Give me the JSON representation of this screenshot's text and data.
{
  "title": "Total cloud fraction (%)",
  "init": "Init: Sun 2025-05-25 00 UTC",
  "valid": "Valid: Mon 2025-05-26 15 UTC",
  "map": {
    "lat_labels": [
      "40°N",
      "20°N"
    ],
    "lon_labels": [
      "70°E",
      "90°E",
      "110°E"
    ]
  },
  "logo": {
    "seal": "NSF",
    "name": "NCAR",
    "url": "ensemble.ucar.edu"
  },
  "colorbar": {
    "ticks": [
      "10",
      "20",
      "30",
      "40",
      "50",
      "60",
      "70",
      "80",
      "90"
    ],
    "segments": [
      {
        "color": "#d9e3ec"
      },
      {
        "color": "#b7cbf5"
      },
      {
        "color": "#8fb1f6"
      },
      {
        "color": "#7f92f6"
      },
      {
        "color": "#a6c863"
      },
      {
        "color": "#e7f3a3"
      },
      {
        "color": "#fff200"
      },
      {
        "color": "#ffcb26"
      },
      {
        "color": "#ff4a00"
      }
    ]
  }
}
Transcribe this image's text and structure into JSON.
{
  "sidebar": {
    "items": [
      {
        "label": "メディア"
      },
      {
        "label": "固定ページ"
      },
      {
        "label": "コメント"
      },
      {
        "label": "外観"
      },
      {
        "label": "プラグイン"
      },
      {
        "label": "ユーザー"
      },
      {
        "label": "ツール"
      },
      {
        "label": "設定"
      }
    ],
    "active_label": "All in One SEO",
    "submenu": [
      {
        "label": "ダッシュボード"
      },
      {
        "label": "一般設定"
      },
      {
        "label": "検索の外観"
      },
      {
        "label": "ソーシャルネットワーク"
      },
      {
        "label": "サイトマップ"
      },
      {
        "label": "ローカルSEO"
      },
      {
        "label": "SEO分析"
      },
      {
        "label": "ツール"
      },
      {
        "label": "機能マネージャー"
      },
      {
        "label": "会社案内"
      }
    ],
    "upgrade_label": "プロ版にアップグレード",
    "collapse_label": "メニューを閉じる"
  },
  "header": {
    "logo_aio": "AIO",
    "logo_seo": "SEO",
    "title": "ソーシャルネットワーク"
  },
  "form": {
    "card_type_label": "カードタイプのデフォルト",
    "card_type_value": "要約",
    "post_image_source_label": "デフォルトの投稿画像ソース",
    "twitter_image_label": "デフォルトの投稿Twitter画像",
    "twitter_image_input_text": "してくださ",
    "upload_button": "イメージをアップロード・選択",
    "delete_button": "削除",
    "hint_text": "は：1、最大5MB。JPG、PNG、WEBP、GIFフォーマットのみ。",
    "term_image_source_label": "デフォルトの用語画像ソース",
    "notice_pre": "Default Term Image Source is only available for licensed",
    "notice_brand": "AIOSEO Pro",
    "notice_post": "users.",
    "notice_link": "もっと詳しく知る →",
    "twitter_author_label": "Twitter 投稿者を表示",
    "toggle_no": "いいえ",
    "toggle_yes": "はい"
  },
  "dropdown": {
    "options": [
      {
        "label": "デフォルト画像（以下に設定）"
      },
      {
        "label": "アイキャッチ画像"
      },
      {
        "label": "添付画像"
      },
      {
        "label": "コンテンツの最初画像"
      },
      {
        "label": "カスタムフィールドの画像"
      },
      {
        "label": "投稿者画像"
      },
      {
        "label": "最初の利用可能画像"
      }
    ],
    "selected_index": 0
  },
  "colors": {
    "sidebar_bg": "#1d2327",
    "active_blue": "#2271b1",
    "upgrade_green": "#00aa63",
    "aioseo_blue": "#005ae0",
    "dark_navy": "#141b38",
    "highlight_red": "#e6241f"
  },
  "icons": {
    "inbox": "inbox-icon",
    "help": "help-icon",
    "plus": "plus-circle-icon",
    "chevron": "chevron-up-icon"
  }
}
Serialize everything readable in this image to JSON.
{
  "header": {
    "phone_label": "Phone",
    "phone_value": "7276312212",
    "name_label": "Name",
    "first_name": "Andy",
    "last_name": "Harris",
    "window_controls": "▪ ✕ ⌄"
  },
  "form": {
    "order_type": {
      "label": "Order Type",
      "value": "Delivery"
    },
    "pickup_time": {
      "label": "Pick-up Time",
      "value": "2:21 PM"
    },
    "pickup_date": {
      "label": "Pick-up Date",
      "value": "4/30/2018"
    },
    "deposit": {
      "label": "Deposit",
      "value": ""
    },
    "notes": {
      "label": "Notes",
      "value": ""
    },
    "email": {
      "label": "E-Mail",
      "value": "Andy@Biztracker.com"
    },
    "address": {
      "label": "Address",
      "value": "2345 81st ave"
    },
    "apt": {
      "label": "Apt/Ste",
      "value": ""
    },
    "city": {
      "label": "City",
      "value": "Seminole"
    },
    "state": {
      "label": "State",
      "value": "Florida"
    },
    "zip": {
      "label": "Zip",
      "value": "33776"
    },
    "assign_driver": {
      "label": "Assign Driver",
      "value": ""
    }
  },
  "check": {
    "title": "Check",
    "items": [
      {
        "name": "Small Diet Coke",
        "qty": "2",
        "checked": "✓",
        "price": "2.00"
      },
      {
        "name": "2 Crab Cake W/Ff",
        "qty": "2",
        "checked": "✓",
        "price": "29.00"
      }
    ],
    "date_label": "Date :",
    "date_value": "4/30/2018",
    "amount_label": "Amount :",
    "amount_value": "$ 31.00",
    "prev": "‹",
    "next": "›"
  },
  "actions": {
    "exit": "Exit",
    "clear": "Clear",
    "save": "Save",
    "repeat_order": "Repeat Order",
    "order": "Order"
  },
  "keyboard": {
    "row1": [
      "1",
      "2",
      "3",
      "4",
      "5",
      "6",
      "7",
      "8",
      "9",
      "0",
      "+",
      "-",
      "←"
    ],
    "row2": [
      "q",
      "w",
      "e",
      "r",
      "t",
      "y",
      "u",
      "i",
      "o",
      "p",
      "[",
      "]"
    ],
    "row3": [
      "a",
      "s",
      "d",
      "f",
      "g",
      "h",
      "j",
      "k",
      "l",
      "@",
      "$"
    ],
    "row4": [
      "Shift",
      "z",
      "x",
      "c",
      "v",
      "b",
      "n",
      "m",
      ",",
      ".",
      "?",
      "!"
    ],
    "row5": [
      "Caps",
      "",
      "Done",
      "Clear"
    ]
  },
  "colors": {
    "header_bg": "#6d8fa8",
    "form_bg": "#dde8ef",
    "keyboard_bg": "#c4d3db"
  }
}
■ ■ ■ ■
**Work instructions:** Reproduce the material in full, with no word added or dropped.

**Output below:**
Give me the JSON representation of this screenshot's text and data.
{
  "title": "Total cloud fraction (%)",
  "init": "Init: Sun 2025-05-25 00 UTC",
  "valid": "Valid: Mon 2025-05-26 15 UTC",
  "map": {
    "lat_labels": [
      "40°N",
      "20°N"
    ],
    "lon_labels": [
      "70°E",
      "90°E",
      "110°E"
    ]
  },
  "logo": {
    "seal": "NSF",
    "name": "NCAR",
    "url": "ensemble.ucar.edu"
  },
  "colorbar": {
    "ticks": [
      "10",
      "20",
      "30",
      "40",
      "50",
      "60",
      "70",
      "80",
      "90"
    ],
    "segments": [
      {
        "color": "#d9e3ec"
      },
      {
        "color": "#b7cbf5"
      },
      {
        "color": "#8fb1f6"
      },
      {
        "color": "#7f92f6"
      },
      {
        "color": "#a6c863"
      },
      {
        "color": "#e7f3a3"
      },
      {
        "color": "#fff200"
      },
      {
        "color": "#ffcb26"
      },
      {
        "color": "#ff4a00"
      }
    ]
  }
}
Transcribe this image's text and structure into JSON.
{
  "sidebar": {
    "items": [
      {
        "label": "メディア"
      },
      {
        "label": "固定ページ"
      },
      {
        "label": "コメント"
      },
      {
        "label": "外観"
      },
      {
        "label": "プラグイン"
      },
      {
        "label": "ユーザー"
      },
      {
        "label": "ツール"
      },
      {
        "label": "設定"
      }
    ],
    "active_label": "All in One SEO",
    "submenu": [
      {
        "label": "ダッシュボード"
      },
      {
        "label": "一般設定"
      },
      {
        "label": "検索の外観"
      },
      {
        "label": "ソーシャルネットワーク"
      },
      {
        "label": "サイトマップ"
      },
      {
        "label": "ローカルSEO"
      },
      {
        "label": "SEO分析"
      },
      {
        "label": "ツール"
      },
      {
        "label": "機能マネージャー"
      },
      {
        "label": "会社案内"
      }
    ],
    "upgrade_label": "プロ版にアップグレード",
    "collapse_label": "メニューを閉じる"
  },
  "header": {
    "logo_aio": "AIO",
    "logo_seo": "SEO",
    "title": "ソーシャルネットワーク"
  },
  "form": {
    "card_type_label": "カードタイプのデフォルト",
    "card_type_value": "要約",
    "post_image_source_label": "デフォルトの投稿画像ソース",
    "twitter_image_label": "デフォルトの投稿Twitter画像",
    "twitter_image_input_text": "してくださ",
    "upload_button": "イメージをアップロード・選択",
    "delete_button": "削除",
    "hint_text": "は：1、最大5MB。JPG、PNG、WEBP、GIFフォーマットのみ。",
    "term_image_source_label": "デフォルトの用語画像ソース",
    "notice_pre": "Default Term Image Source is only available for licensed",
    "notice_brand": "AIOSEO Pro",
    "notice_post": "users.",
    "notice_link": "もっと詳しく知る →",
    "twitter_author_label": "Twitter 投稿者を表示",
    "toggle_no": "いいえ",
    "toggle_yes": "はい"
  },
  "dropdown": {
    "options": [
      {
        "label": "デフォルト画像（以下に設定）"
      },
      {
        "label": "アイキャッチ画像"
      },
      {
        "label": "添付画像"
      },
      {
        "label": "コンテンツの最初画像"
      },
      {
        "label": "カスタムフィールドの画像"
      },
      {
        "label": "投稿者画像"
      },
      {
        "label": "最初の利用可能画像"
      }
    ],
    "selected_index": 0
  },
  "colors": {
    "sidebar_bg": "#1d2327",
    "active_blue": "#2271b1",
    "upgrade_green": "#00aa63",
    "aioseo_blue": "#005ae0",
    "dark_navy": "#141b38",
    "highlight_red": "#e6241f"
  },
  "icons": {
    "inbox": "inbox-icon",
    "help": "help-icon",
    "plus": "plus-circle-icon",
    "chevron": "chevron-up-icon"
  }
}
Serialize everything readable in this image to JSON.
{
  "header": {
    "phone_label": "Phone",
    "phone_value": "7276312212",
    "name_label": "Name",
    "first_name": "Andy",
    "last_name": "Harris",
    "window_controls": "▪ ✕ ⌄"
  },
  "form": {
    "order_type": {
      "label": "Order Type",
      "value": "Delivery"
    },
    "pickup_time": {
      "label": "Pick-up Time",
      "value": "2:21 PM"
    },
    "pickup_date": {
      "label": "Pick-up Date",
      "value": "4/30/2018"
    },
    "deposit": {
      "label": "Deposit",
      "value": ""
    },
    "notes": {
      "label": "Notes",
      "value": ""
    },
    "email": {
      "label": "E-Mail",
      "value": "Andy@Biztracker.com"
    },
    "address": {
      "label": "Address",
      "value": "2345 81st ave"
    },
    "apt": {
      "label": "Apt/Ste",
      "value": ""
    },
    "city": {
      "label": "City",
      "value": "Seminole"
    },
    "state": {
      "label": "State",
      "value": "Florida"
    },
    "zip": {
      "label": "Zip",
      "value": "33776"
    },
    "assign_driver": {
      "label": "Assign Driver",
      "value": ""
    }
  },
  "check": {
    "title": "Check",
    "items": [
      {
        "name": "Small Diet Coke",
        "qty": "2",
        "checked": "✓",
        "price": "2.00"
      },
      {
        "name": "2 Crab Cake W/Ff",
        "qty": "2",
        "checked": "✓",
        "price": "29.00"
      }
    ],
    "date_label": "Date :",
    "date_value": "4/30/2018",
    "amount_label": "Amount :",
    "amount_value": "$ 31.00",
    "prev": "‹",
    "next": "›"
  },
  "actions": {
    "exit": "Exit",
    "clear": "Clear",
    "save": "Save",
    "repeat_order": "Repeat Order",
    "order": "Order"
  },
  "keyboard": {
    "row1": [
      "1",
      "2",
      "3",
      "4",
      "5",
      "6",
      "7",
      "8",
      "9",
      "0",
      "+",
      "-",
      "←"
    ],
    "row2": [
      "q",
      "w",
      "e",
      "r",
      "t",
      "y",
      "u",
      "i",
      "o",
      "p",
      "[",
      "]"
    ],
    "row3": [
      "a",
      "s",
      "d",
      "f",
      "g",
      "h",
      "j",
      "k",
      "l",
      "@",
      "$"
    ],
    "row4": [
      "Shift",
      "z",
      "x",
      "c",
      "v",
      "b",
      "n",
      "m",
      ",",
      ".",
      "?",
      "!"
    ],
    "row5": [
      "Caps",
      "",
      "Done",
      "Clear"
    ]
  },
  "colors": {
    "header_bg": "#6d8fa8",
    "form_bg": "#dde8ef",
    "keyboard_bg": "#c4d3db"
  }
}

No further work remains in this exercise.